## WHAT IS NEEDED
Transcribe the listing that follows in full, omitting pictures.

━━━ SUPPLIED RECORDS

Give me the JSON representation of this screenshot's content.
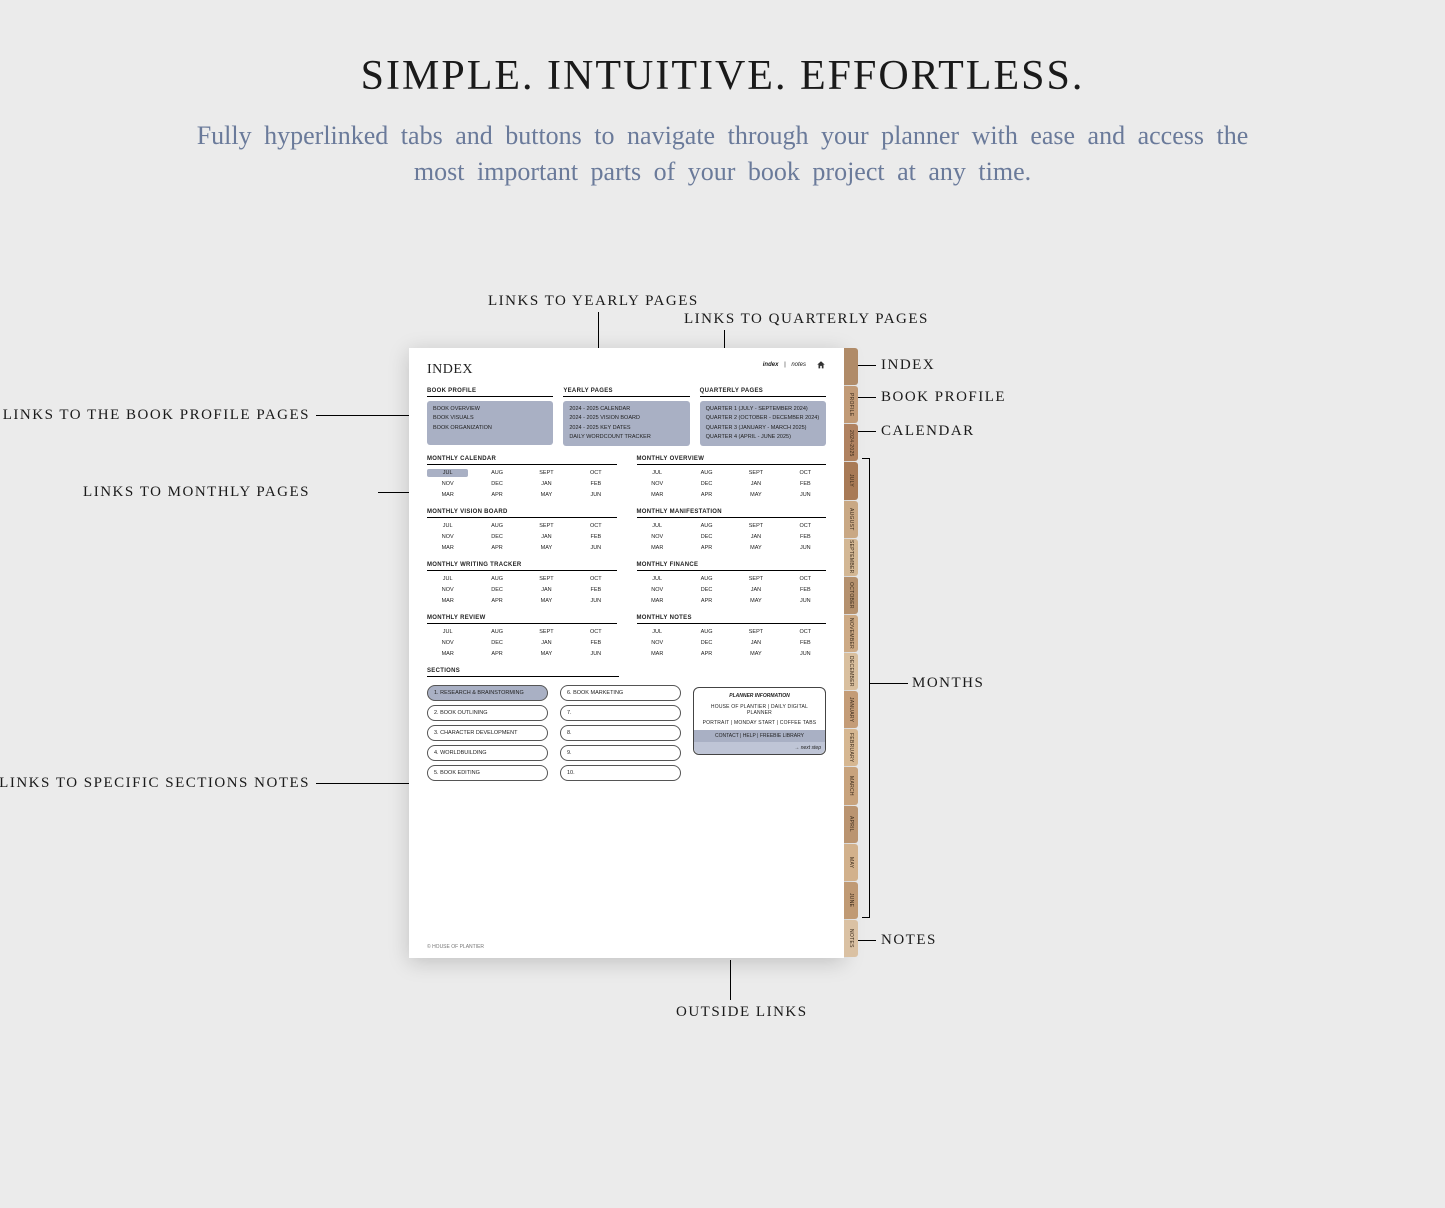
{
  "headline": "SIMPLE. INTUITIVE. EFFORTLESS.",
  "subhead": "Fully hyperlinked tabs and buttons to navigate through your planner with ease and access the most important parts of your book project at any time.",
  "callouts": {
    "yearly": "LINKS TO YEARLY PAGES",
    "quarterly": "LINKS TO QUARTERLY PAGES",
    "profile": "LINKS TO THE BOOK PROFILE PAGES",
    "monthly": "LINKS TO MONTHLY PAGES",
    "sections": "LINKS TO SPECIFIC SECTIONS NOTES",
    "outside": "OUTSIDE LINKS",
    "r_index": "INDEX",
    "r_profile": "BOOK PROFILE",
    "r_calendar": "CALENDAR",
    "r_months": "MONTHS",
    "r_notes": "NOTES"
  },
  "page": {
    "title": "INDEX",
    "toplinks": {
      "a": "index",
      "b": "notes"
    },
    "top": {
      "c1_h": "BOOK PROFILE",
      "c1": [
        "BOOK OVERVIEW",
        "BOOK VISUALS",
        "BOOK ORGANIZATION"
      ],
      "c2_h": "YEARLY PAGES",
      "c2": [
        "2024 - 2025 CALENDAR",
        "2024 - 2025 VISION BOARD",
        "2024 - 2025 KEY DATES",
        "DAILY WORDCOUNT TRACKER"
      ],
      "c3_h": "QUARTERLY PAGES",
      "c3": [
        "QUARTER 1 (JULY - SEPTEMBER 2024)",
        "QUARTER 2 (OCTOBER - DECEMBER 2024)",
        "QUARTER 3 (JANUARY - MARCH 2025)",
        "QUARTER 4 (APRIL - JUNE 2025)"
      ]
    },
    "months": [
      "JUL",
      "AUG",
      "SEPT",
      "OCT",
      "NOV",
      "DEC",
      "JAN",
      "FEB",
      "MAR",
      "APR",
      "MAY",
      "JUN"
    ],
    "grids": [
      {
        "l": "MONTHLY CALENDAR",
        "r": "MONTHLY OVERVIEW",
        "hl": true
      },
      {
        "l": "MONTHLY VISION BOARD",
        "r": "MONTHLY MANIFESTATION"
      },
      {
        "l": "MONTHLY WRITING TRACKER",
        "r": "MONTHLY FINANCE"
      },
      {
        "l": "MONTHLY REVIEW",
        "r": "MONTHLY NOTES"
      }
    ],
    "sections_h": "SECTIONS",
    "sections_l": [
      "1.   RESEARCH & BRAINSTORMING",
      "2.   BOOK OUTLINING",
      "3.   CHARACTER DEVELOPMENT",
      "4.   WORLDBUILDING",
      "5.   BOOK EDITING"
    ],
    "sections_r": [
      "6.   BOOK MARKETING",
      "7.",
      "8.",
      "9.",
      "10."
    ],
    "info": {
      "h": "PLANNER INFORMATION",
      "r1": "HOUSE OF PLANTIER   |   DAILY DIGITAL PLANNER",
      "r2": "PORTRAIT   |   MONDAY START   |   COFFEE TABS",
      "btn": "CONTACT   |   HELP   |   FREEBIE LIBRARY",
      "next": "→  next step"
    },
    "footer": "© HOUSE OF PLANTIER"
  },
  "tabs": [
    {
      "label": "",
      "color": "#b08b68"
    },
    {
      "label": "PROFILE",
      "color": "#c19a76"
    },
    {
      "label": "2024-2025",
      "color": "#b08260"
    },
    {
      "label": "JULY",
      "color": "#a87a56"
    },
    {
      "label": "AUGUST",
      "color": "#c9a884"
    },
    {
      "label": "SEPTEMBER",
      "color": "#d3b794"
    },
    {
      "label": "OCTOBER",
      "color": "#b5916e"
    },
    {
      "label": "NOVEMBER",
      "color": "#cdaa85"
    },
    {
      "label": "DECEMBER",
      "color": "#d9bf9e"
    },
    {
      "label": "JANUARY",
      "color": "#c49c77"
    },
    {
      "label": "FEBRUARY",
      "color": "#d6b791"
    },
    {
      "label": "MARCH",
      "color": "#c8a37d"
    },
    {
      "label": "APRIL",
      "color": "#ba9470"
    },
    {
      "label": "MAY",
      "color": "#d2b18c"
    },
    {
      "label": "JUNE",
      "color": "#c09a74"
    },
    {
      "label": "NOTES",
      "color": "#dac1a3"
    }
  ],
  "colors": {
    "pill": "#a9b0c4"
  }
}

━━━━━━

## WRITTEN REPLY
Give me the JSON representation of this screenshot's content.
{
  "headline": "SIMPLE. INTUITIVE. EFFORTLESS.",
  "subhead": "Fully hyperlinked tabs and buttons to navigate through your planner with ease and access the most important parts of your book project at any time.",
  "callouts": {
    "yearly": "LINKS TO YEARLY PAGES",
    "quarterly": "LINKS TO QUARTERLY PAGES",
    "profile": "LINKS TO THE BOOK PROFILE PAGES",
    "monthly": "LINKS TO MONTHLY PAGES",
    "sections": "LINKS TO SPECIFIC SECTIONS NOTES",
    "outside": "OUTSIDE LINKS",
    "r_index": "INDEX",
    "r_profile": "BOOK PROFILE",
    "r_calendar": "CALENDAR",
    "r_months": "MONTHS",
    "r_notes": "NOTES"
  },
  "page": {
    "title": "INDEX",
    "toplinks": {
      "a": "index",
      "b": "notes"
    },
    "top": {
      "c1_h": "BOOK PROFILE",
      "c1": [
        "BOOK OVERVIEW",
        "BOOK VISUALS",
        "BOOK ORGANIZATION"
      ],
      "c2_h": "YEARLY PAGES",
      "c2": [
        "2024 - 2025 CALENDAR",
        "2024 - 2025 VISION BOARD",
        "2024 - 2025 KEY DATES",
        "DAILY WORDCOUNT TRACKER"
      ],
      "c3_h": "QUARTERLY PAGES",
      "c3": [
        "QUARTER 1 (JULY - SEPTEMBER 2024)",
        "QUARTER 2 (OCTOBER - DECEMBER 2024)",
        "QUARTER 3 (JANUARY - MARCH 2025)",
        "QUARTER 4 (APRIL - JUNE 2025)"
      ]
    },
    "months": [
      "JUL",
      "AUG",
      "SEPT",
      "OCT",
      "NOV",
      "DEC",
      "JAN",
      "FEB",
      "MAR",
      "APR",
      "MAY",
      "JUN"
    ],
    "grids": [
      {
        "l": "MONTHLY CALENDAR",
        "r": "MONTHLY OVERVIEW",
        "hl": true
      },
      {
        "l": "MONTHLY VISION BOARD",
        "r": "MONTHLY MANIFESTATION"
      },
      {
        "l": "MONTHLY WRITING TRACKER",
        "r": "MONTHLY FINANCE"
      },
      {
        "l": "MONTHLY REVIEW",
        "r": "MONTHLY NOTES"
      }
    ],
    "sections_h": "SECTIONS",
    "sections_l": [
      "1.   RESEARCH & BRAINSTORMING",
      "2.   BOOK OUTLINING",
      "3.   CHARACTER DEVELOPMENT",
      "4.   WORLDBUILDING",
      "5.   BOOK EDITING"
    ],
    "sections_r": [
      "6.   BOOK MARKETING",
      "7.",
      "8.",
      "9.",
      "10."
    ],
    "info": {
      "h": "PLANNER INFORMATION",
      "r1": "HOUSE OF PLANTIER   |   DAILY DIGITAL PLANNER",
      "r2": "PORTRAIT   |   MONDAY START   |   COFFEE TABS",
      "btn": "CONTACT   |   HELP   |   FREEBIE LIBRARY",
      "next": "→  next step"
    },
    "footer": "© HOUSE OF PLANTIER"
  },
  "tabs": [
    {
      "label": "",
      "color": "#b08b68"
    },
    {
      "label": "PROFILE",
      "color": "#c19a76"
    },
    {
      "label": "2024-2025",
      "color": "#b08260"
    },
    {
      "label": "JULY",
      "color": "#a87a56"
    },
    {
      "label": "AUGUST",
      "color": "#c9a884"
    },
    {
      "label": "SEPTEMBER",
      "color": "#d3b794"
    },
    {
      "label": "OCTOBER",
      "color": "#b5916e"
    },
    {
      "label": "NOVEMBER",
      "color": "#cdaa85"
    },
    {
      "label": "DECEMBER",
      "color": "#d9bf9e"
    },
    {
      "label": "JANUARY",
      "color": "#c49c77"
    },
    {
      "label": "FEBRUARY",
      "color": "#d6b791"
    },
    {
      "label": "MARCH",
      "color": "#c8a37d"
    },
    {
      "label": "APRIL",
      "color": "#ba9470"
    },
    {
      "label": "MAY",
      "color": "#d2b18c"
    },
    {
      "label": "JUNE",
      "color": "#c09a74"
    },
    {
      "label": "NOTES",
      "color": "#dac1a3"
    }
  ],
  "colors": {
    "pill": "#a9b0c4"
  }
}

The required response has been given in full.